| TO BE DONE |
Extract every line of the listing below and reproduce each one word for word, keeping the original order.

(Layout element entries)
============

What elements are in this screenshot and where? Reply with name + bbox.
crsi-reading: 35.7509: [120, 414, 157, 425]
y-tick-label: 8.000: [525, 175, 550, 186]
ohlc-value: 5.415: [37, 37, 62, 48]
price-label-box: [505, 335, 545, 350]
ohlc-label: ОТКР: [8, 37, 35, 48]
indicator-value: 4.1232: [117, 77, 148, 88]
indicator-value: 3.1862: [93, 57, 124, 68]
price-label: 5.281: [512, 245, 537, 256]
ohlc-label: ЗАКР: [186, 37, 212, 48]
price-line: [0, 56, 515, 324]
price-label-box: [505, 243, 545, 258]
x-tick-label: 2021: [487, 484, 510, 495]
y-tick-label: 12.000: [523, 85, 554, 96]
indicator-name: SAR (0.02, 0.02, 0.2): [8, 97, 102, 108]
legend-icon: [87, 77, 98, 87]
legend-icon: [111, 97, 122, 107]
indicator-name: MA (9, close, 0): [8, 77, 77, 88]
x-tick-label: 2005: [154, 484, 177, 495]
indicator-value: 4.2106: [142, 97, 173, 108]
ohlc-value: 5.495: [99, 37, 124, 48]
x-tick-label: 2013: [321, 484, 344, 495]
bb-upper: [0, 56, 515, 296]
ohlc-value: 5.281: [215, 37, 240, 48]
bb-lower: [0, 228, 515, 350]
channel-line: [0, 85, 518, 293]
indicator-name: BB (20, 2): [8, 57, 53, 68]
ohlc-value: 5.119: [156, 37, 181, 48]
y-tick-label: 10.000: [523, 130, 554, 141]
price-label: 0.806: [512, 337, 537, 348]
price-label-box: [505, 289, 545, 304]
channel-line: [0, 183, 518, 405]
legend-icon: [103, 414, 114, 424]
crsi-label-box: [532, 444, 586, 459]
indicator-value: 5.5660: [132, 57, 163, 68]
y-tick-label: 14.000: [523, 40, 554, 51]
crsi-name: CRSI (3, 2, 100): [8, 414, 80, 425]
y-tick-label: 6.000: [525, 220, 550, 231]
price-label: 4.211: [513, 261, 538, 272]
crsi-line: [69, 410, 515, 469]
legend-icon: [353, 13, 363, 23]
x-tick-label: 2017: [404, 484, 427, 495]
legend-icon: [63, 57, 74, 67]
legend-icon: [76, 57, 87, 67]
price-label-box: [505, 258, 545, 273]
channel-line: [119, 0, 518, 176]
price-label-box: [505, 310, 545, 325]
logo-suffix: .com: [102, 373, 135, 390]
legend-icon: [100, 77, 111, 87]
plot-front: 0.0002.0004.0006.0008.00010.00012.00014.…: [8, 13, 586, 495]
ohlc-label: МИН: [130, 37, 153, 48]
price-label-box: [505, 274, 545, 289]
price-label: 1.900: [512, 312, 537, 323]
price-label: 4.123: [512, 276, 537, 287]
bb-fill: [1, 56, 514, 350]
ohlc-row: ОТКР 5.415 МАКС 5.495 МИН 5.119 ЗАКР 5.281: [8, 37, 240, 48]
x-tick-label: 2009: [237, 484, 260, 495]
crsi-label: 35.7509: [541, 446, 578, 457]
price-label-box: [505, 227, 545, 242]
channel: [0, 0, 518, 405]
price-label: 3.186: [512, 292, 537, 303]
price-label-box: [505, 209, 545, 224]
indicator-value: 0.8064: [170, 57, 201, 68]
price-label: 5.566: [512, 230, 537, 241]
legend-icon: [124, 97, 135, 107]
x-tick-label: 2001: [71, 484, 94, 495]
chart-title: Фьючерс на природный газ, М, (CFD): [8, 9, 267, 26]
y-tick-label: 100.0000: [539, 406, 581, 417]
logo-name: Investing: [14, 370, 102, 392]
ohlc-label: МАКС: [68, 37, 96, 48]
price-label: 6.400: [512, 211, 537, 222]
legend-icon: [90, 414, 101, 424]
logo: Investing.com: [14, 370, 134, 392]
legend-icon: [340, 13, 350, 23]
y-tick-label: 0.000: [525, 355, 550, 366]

============

| TASK OUTPUT |
What elements are in this screenshot and where? Reply with name + bbox.
crsi-reading: 35.7509: [120, 414, 157, 425]
y-tick-label: 8.000: [525, 175, 550, 186]
ohlc-value: 5.415: [37, 37, 62, 48]
price-label-box: [505, 335, 545, 350]
ohlc-label: ОТКР: [8, 37, 35, 48]
indicator-value: 4.1232: [117, 77, 148, 88]
indicator-value: 3.1862: [93, 57, 124, 68]
price-label: 5.281: [512, 245, 537, 256]
ohlc-label: ЗАКР: [186, 37, 212, 48]
price-line: [0, 56, 515, 324]
price-label-box: [505, 243, 545, 258]
x-tick-label: 2021: [487, 484, 510, 495]
y-tick-label: 12.000: [523, 85, 554, 96]
indicator-name: SAR (0.02, 0.02, 0.2): [8, 97, 102, 108]
legend-icon: [87, 77, 98, 87]
legend-icon: [111, 97, 122, 107]
indicator-name: MA (9, close, 0): [8, 77, 77, 88]
x-tick-label: 2005: [154, 484, 177, 495]
indicator-value: 4.2106: [142, 97, 173, 108]
ohlc-value: 5.495: [99, 37, 124, 48]
x-tick-label: 2013: [321, 484, 344, 495]
bb-upper: [0, 56, 515, 296]
ohlc-value: 5.281: [215, 37, 240, 48]
bb-lower: [0, 228, 515, 350]
channel-line: [0, 85, 518, 293]
indicator-name: BB (20, 2): [8, 57, 53, 68]
ohlc-value: 5.119: [156, 37, 181, 48]
y-tick-label: 10.000: [523, 130, 554, 141]
price-label: 0.806: [512, 337, 537, 348]
price-label-box: [505, 289, 545, 304]
channel-line: [0, 183, 518, 405]
legend-icon: [103, 414, 114, 424]
crsi-label-box: [532, 444, 586, 459]
indicator-value: 5.5660: [132, 57, 163, 68]
y-tick-label: 14.000: [523, 40, 554, 51]
crsi-name: CRSI (3, 2, 100): [8, 414, 80, 425]
y-tick-label: 6.000: [525, 220, 550, 231]
price-label: 4.211: [513, 261, 538, 272]
crsi-line: [69, 410, 515, 469]
legend-icon: [353, 13, 363, 23]
x-tick-label: 2017: [404, 484, 427, 495]
legend-icon: [63, 57, 74, 67]
legend-icon: [76, 57, 87, 67]
price-label-box: [505, 258, 545, 273]
channel-line: [119, 0, 518, 176]
price-label-box: [505, 310, 545, 325]
logo-suffix: .com: [102, 373, 135, 390]
legend-icon: [100, 77, 111, 87]
plot-front: 0.0002.0004.0006.0008.00010.00012.00014.…: [8, 13, 586, 495]
ohlc-label: МИН: [130, 37, 153, 48]
price-label-box: [505, 274, 545, 289]
price-label: 1.900: [512, 312, 537, 323]
price-label: 4.123: [512, 276, 537, 287]
bb-fill: [1, 56, 514, 350]
ohlc-row: ОТКР 5.415 МАКС 5.495 МИН 5.119 ЗАКР 5.281: [8, 37, 240, 48]
x-tick-label: 2009: [237, 484, 260, 495]
crsi-label: 35.7509: [541, 446, 578, 457]
price-label-box: [505, 227, 545, 242]
channel: [0, 0, 518, 405]
price-label: 3.186: [512, 292, 537, 303]
price-label-box: [505, 209, 545, 224]
indicator-value: 0.8064: [170, 57, 201, 68]
price-label: 5.566: [512, 230, 537, 241]
legend-icon: [124, 97, 135, 107]
x-tick-label: 2001: [71, 484, 94, 495]
chart-title: Фьючерс на природный газ, М, (CFD): [8, 9, 267, 26]
y-tick-label: 100.0000: [539, 406, 581, 417]
logo-name: Investing: [14, 370, 102, 392]
ohlc-label: МАКС: [68, 37, 96, 48]
price-label: 6.400: [512, 211, 537, 222]
legend-icon: [90, 414, 101, 424]
logo: Investing.com: [14, 370, 134, 392]
legend-icon: [340, 13, 350, 23]
y-tick-label: 0.000: [525, 355, 550, 366]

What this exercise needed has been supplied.